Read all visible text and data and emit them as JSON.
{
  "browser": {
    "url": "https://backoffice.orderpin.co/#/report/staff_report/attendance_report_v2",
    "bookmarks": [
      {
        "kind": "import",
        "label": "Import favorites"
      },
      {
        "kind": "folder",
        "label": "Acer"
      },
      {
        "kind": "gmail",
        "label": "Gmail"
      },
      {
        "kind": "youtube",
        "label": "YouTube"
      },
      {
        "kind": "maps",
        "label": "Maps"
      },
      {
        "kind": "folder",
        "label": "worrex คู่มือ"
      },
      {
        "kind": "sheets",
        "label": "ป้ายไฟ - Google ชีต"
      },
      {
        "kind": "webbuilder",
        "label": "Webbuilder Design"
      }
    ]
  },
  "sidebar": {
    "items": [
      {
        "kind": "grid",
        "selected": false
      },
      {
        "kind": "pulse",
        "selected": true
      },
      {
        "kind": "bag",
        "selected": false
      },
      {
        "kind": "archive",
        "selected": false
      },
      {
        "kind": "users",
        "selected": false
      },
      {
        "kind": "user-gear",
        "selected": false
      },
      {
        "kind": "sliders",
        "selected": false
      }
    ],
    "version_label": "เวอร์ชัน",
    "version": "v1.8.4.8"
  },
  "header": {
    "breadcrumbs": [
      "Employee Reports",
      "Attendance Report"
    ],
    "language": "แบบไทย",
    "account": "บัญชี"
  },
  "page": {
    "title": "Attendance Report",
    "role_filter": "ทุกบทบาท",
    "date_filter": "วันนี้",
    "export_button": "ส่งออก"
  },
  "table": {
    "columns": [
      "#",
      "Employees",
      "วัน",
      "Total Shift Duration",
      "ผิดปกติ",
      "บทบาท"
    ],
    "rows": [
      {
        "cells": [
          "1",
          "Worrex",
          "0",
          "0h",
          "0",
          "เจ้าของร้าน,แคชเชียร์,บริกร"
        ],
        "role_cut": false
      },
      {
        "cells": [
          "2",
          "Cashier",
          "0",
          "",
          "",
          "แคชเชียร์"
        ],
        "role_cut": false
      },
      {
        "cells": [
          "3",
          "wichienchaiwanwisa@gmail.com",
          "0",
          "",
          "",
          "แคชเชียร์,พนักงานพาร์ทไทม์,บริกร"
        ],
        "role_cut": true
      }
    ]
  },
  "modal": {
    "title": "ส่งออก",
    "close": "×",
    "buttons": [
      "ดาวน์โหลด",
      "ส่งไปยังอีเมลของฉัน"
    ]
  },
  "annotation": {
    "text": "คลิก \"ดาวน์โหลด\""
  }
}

──────────────────────────────

What you should do >> Extract the complete listing verbatim.

Full output >>
Read all visible text and data and emit them as JSON.
{
  "browser": {
    "url": "https://backoffice.orderpin.co/#/report/staff_report/attendance_report_v2",
    "bookmarks": [
      {
        "kind": "import",
        "label": "Import favorites"
      },
      {
        "kind": "folder",
        "label": "Acer"
      },
      {
        "kind": "gmail",
        "label": "Gmail"
      },
      {
        "kind": "youtube",
        "label": "YouTube"
      },
      {
        "kind": "maps",
        "label": "Maps"
      },
      {
        "kind": "folder",
        "label": "worrex คู่มือ"
      },
      {
        "kind": "sheets",
        "label": "ป้ายไฟ - Google ชีต"
      },
      {
        "kind": "webbuilder",
        "label": "Webbuilder Design"
      }
    ]
  },
  "sidebar": {
    "items": [
      {
        "kind": "grid",
        "selected": false
      },
      {
        "kind": "pulse",
        "selected": true
      },
      {
        "kind": "bag",
        "selected": false
      },
      {
        "kind": "archive",
        "selected": false
      },
      {
        "kind": "users",
        "selected": false
      },
      {
        "kind": "user-gear",
        "selected": false
      },
      {
        "kind": "sliders",
        "selected": false
      }
    ],
    "version_label": "เวอร์ชัน",
    "version": "v1.8.4.8"
  },
  "header": {
    "breadcrumbs": [
      "Employee Reports",
      "Attendance Report"
    ],
    "language": "แบบไทย",
    "account": "บัญชี"
  },
  "page": {
    "title": "Attendance Report",
    "role_filter": "ทุกบทบาท",
    "date_filter": "วันนี้",
    "export_button": "ส่งออก"
  },
  "table": {
    "columns": [
      "#",
      "Employees",
      "วัน",
      "Total Shift Duration",
      "ผิดปกติ",
      "บทบาท"
    ],
    "rows": [
      {
        "cells": [
          "1",
          "Worrex",
          "0",
          "0h",
          "0",
          "เจ้าของร้าน,แคชเชียร์,บริกร"
        ],
        "role_cut": false
      },
      {
        "cells": [
          "2",
          "Cashier",
          "0",
          "",
          "",
          "แคชเชียร์"
        ],
        "role_cut": false
      },
      {
        "cells": [
          "3",
          "wichienchaiwanwisa@gmail.com",
          "0",
          "",
          "",
          "แคชเชียร์,พนักงานพาร์ทไทม์,บริกร"
        ],
        "role_cut": true
      }
    ]
  },
  "modal": {
    "title": "ส่งออก",
    "close": "×",
    "buttons": [
      "ดาวน์โหลด",
      "ส่งไปยังอีเมลของฉัน"
    ]
  },
  "annotation": {
    "text": "คลิก \"ดาวน์โหลด\""
  }
}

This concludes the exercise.